*OBJECTIVE*. Identify, in the records below, every line where the string "http" appears, and copy each such line.

(Figure data in JSON)
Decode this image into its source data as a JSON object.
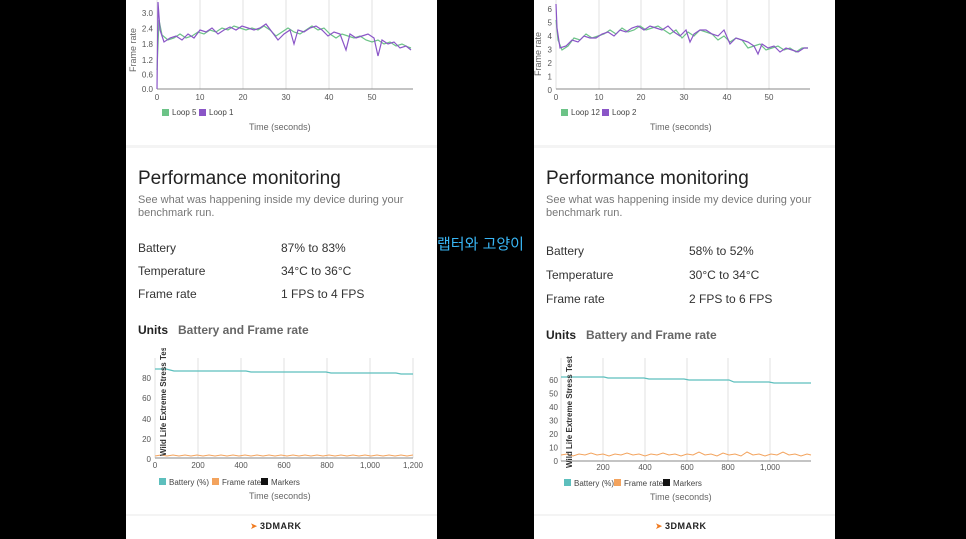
{
  "overlay_text": "랩터와 고양이",
  "brand": "3DMARK",
  "phones": [
    {
      "id": "left",
      "top_chart": {
        "ylabel": "Frame rate",
        "xlabel": "Time (seconds)",
        "yticks": [
          "0.0",
          "0.6",
          "1.2",
          "1.8",
          "2.4",
          "3.0"
        ],
        "xticks": [
          "0",
          "10",
          "20",
          "30",
          "40",
          "50"
        ],
        "legend": [
          {
            "name": "Loop 5",
            "color": "#6cc387"
          },
          {
            "name": "Loop 1",
            "color": "#8a55c7"
          }
        ]
      },
      "perf_title": "Performance monitoring",
      "perf_sub": "See what was happening inside my device during your benchmark run.",
      "stats": [
        {
          "label": "Battery",
          "value": "87% to 83%"
        },
        {
          "label": "Temperature",
          "value": "34°C to 36°C"
        },
        {
          "label": "Frame rate",
          "value": "1 FPS to 4 FPS"
        }
      ],
      "units_label": "Units",
      "units_value": "Battery and Frame rate",
      "bottom_chart": {
        "ylabel": "Wild Life Extreme Stress Test",
        "xlabel": "Time (seconds)",
        "yticks": [
          "0",
          "20",
          "40",
          "60",
          "80"
        ],
        "xticks": [
          "0",
          "200",
          "400",
          "600",
          "800",
          "1,000",
          "1,200"
        ],
        "legend": [
          {
            "name": "Battery (%)",
            "color": "#5dbfbd"
          },
          {
            "name": "Frame rate",
            "color": "#f3a35d"
          },
          {
            "name": "Markers",
            "color": "#111111"
          }
        ]
      }
    },
    {
      "id": "right",
      "top_chart": {
        "ylabel": "Frame rate",
        "xlabel": "Time (seconds)",
        "yticks": [
          "0",
          "1",
          "2",
          "3",
          "4",
          "5",
          "6"
        ],
        "xticks": [
          "0",
          "10",
          "20",
          "30",
          "40",
          "50"
        ],
        "legend": [
          {
            "name": "Loop 12",
            "color": "#6cc387"
          },
          {
            "name": "Loop 2",
            "color": "#8a55c7"
          }
        ]
      },
      "perf_title": "Performance monitoring",
      "perf_sub": "See what was happening inside my device during your benchmark run.",
      "stats": [
        {
          "label": "Battery",
          "value": "58% to 52%"
        },
        {
          "label": "Temperature",
          "value": "30°C to 34°C"
        },
        {
          "label": "Frame rate",
          "value": "2 FPS to 6 FPS"
        }
      ],
      "units_label": "Units",
      "units_value": "Battery and Frame rate",
      "bottom_chart": {
        "ylabel": "Wild Life Extreme Stress Test",
        "xlabel": "Time (seconds)",
        "yticks": [
          "0",
          "10",
          "20",
          "30",
          "40",
          "50",
          "60"
        ],
        "xticks": [
          "200",
          "400",
          "600",
          "800",
          "1,000"
        ],
        "legend": [
          {
            "name": "Battery (%)",
            "color": "#5dbfbd"
          },
          {
            "name": "Frame rate",
            "color": "#f3a35d"
          },
          {
            "name": "Markers",
            "color": "#111111"
          }
        ]
      }
    }
  ]
}
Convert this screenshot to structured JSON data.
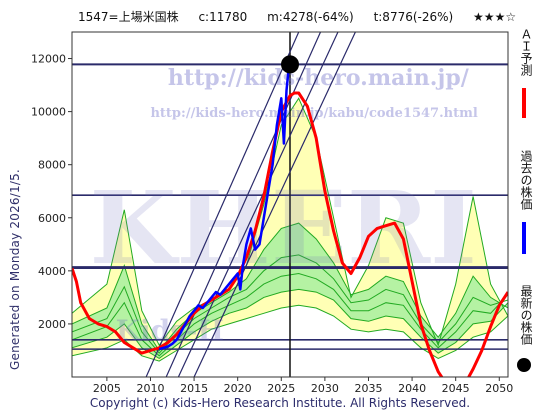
{
  "header": {
    "code_name": "1547=上場米国株",
    "current": "c:11780",
    "min_info": "m:4278(-64%)",
    "target_info": "t:8776(-26%)",
    "stars": "★★★☆"
  },
  "generated_text": "Generated on Monday 2026/1/5.",
  "copyright": "Copyright (c) Kids-Hero Research Institute. All Rights Reserved.",
  "watermarks": {
    "url_main": "http://kids-hero.main.jp/",
    "url_code": "http://kids-hero.main.jp/kabu/code1547.html",
    "kids_hero": "Kids-H",
    "big": "KHERI"
  },
  "legend": {
    "ai_forecast": "ＡＩ予測",
    "past_price": "過去の株価",
    "latest_price": "最新の株価"
  },
  "colors": {
    "ai_forecast": "#ff0000",
    "past_price": "#0000ff",
    "latest_marker": "#000000",
    "hlines": "#2a2a6a",
    "band_yellow": "#ffffa8",
    "band_green": "#a8f0a0",
    "band_line": "#22aa22"
  },
  "chart_data": {
    "type": "line",
    "xlim": [
      2001,
      2051
    ],
    "ylim": [
      0,
      13000
    ],
    "x_ticks": [
      2005,
      2010,
      2015,
      2020,
      2025,
      2030,
      2035,
      2040,
      2045,
      2050
    ],
    "y_ticks": [
      2000,
      4000,
      6000,
      8000,
      10000,
      12000
    ],
    "horizontal_lines": [
      11780,
      6850,
      4150,
      4100,
      1400,
      1050
    ],
    "vertical_line_x": 2026.0,
    "latest_point": {
      "x": 2026.0,
      "y": 11780
    },
    "past_price": {
      "name": "過去の株価",
      "x": [
        2011.0,
        2011.5,
        2012.0,
        2012.5,
        2013.0,
        2013.5,
        2014.0,
        2014.5,
        2015.0,
        2015.5,
        2016.0,
        2016.5,
        2017.0,
        2017.5,
        2018.0,
        2018.5,
        2019.0,
        2019.5,
        2020.0,
        2020.3,
        2020.6,
        2021.0,
        2021.5,
        2022.0,
        2022.5,
        2023.0,
        2023.5,
        2024.0,
        2024.5,
        2025.0,
        2025.3,
        2025.6,
        2025.9
      ],
      "y": [
        1050,
        1100,
        1150,
        1250,
        1400,
        1700,
        2000,
        2300,
        2500,
        2700,
        2600,
        2800,
        3000,
        3200,
        3100,
        3300,
        3500,
        3700,
        3900,
        3300,
        4200,
        5000,
        5600,
        4800,
        5000,
        6000,
        7000,
        8000,
        9500,
        10500,
        8800,
        10800,
        11780
      ]
    },
    "ai_forecast": {
      "name": "ＡＩ予測",
      "x": [
        2001,
        2001.5,
        2002,
        2003,
        2004,
        2005,
        2006,
        2007,
        2008,
        2009,
        2010,
        2011,
        2012,
        2013,
        2014,
        2015,
        2016,
        2017,
        2018,
        2019,
        2020,
        2021,
        2022,
        2023,
        2024,
        2025,
        2026,
        2026.5,
        2027,
        2028,
        2029,
        2030,
        2031,
        2032,
        2033,
        2034,
        2035,
        2036,
        2037,
        2038,
        2039,
        2040,
        2041,
        2042,
        2043,
        2044,
        2045,
        2046,
        2047,
        2048,
        2049,
        2050,
        2051
      ],
      "y": [
        4100,
        3600,
        2800,
        2200,
        2000,
        1900,
        1700,
        1300,
        1100,
        900,
        1000,
        1100,
        1300,
        1600,
        2000,
        2400,
        2700,
        2900,
        3100,
        3300,
        3800,
        4500,
        5500,
        6800,
        8500,
        10000,
        10600,
        10700,
        10700,
        10200,
        9000,
        7000,
        5500,
        4300,
        3900,
        4500,
        5300,
        5600,
        5700,
        5800,
        5200,
        3600,
        2000,
        1000,
        200,
        -300,
        -500,
        -300,
        300,
        1000,
        1900,
        2700,
        3200
      ]
    },
    "band_lines": [
      {
        "x": [
          2001,
          2005,
          2007,
          2009,
          2011,
          2013,
          2015,
          2017,
          2019,
          2021,
          2023,
          2025,
          2027,
          2029,
          2031,
          2033,
          2035,
          2037,
          2039,
          2041,
          2043,
          2045,
          2047,
          2049,
          2051
        ],
        "y": [
          2400,
          3500,
          6300,
          2500,
          1200,
          2100,
          2600,
          2900,
          3300,
          4200,
          6500,
          9500,
          10500,
          9000,
          6000,
          3000,
          4200,
          6000,
          5800,
          2800,
          1200,
          3500,
          6800,
          3500,
          2300
        ]
      },
      {
        "x": [
          2001,
          2005,
          2007,
          2009,
          2011,
          2013,
          2015,
          2017,
          2019,
          2021,
          2023,
          2025,
          2027,
          2029,
          2031,
          2033,
          2035,
          2037,
          2039,
          2041,
          2043,
          2045,
          2047,
          2049,
          2051
        ],
        "y": [
          2000,
          2600,
          4200,
          2000,
          1000,
          1800,
          2400,
          2800,
          3200,
          3700,
          4800,
          5600,
          5800,
          5200,
          4300,
          3100,
          3300,
          3800,
          3600,
          2300,
          1500,
          2400,
          3800,
          3000,
          2600
        ]
      },
      {
        "x": [
          2001,
          2005,
          2007,
          2009,
          2011,
          2013,
          2015,
          2017,
          2019,
          2021,
          2023,
          2025,
          2027,
          2029,
          2031,
          2033,
          2035,
          2037,
          2039,
          2041,
          2043,
          2045,
          2047,
          2049,
          2051
        ],
        "y": [
          1700,
          2200,
          3400,
          1700,
          900,
          1600,
          2200,
          2600,
          3000,
          3300,
          4000,
          4500,
          4600,
          4300,
          3700,
          2800,
          2900,
          3300,
          3100,
          2000,
          1300,
          2000,
          3000,
          2700,
          2900
        ]
      },
      {
        "x": [
          2001,
          2005,
          2007,
          2009,
          2011,
          2013,
          2015,
          2017,
          2019,
          2021,
          2023,
          2025,
          2027,
          2029,
          2031,
          2033,
          2035,
          2037,
          2039,
          2041,
          2043,
          2045,
          2047,
          2049,
          2051
        ],
        "y": [
          1400,
          1900,
          2800,
          1400,
          800,
          1400,
          2000,
          2400,
          2700,
          3000,
          3500,
          3800,
          3900,
          3700,
          3300,
          2500,
          2500,
          2800,
          2700,
          1800,
          1100,
          1700,
          2500,
          2400,
          3100
        ]
      },
      {
        "x": [
          2001,
          2005,
          2007,
          2009,
          2011,
          2013,
          2015,
          2017,
          2019,
          2021,
          2023,
          2025,
          2027,
          2029,
          2031,
          2033,
          2035,
          2037,
          2039,
          2041,
          2043,
          2045,
          2047,
          2049,
          2051
        ],
        "y": [
          1100,
          1500,
          2000,
          1100,
          700,
          1200,
          1700,
          2100,
          2400,
          2600,
          3000,
          3200,
          3300,
          3200,
          2900,
          2200,
          2100,
          2300,
          2200,
          1500,
          900,
          1300,
          2000,
          2100,
          2800
        ]
      },
      {
        "x": [
          2001,
          2005,
          2007,
          2009,
          2011,
          2013,
          2015,
          2017,
          2019,
          2021,
          2023,
          2025,
          2027,
          2029,
          2031,
          2033,
          2035,
          2037,
          2039,
          2041,
          2043,
          2045,
          2047,
          2049,
          2051
        ],
        "y": [
          800,
          1100,
          1400,
          800,
          600,
          1000,
          1400,
          1800,
          2000,
          2200,
          2400,
          2600,
          2700,
          2600,
          2300,
          1800,
          1700,
          1800,
          1700,
          1100,
          700,
          1000,
          1500,
          1700,
          2300
        ]
      }
    ],
    "trend_lines": [
      {
        "x": [
          2011.8,
          2029.5
        ],
        "y": [
          0,
          13000
        ]
      },
      {
        "x": [
          2013.2,
          2031.5
        ],
        "y": [
          0,
          13000
        ]
      },
      {
        "x": [
          2015.0,
          2033.5
        ],
        "y": [
          0,
          13000
        ]
      },
      {
        "x": [
          2009.5,
          2027.0
        ],
        "y": [
          0,
          13000
        ]
      }
    ]
  }
}
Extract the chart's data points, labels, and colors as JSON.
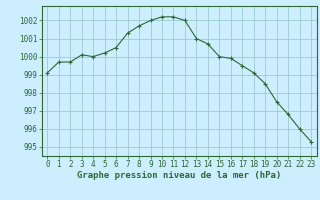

*FINISHED TASK*.
    "url_main": "http://kids-hero.main.jp/",
    "url_code": "http://kids-hero.main.jp/kabu/code1547.html",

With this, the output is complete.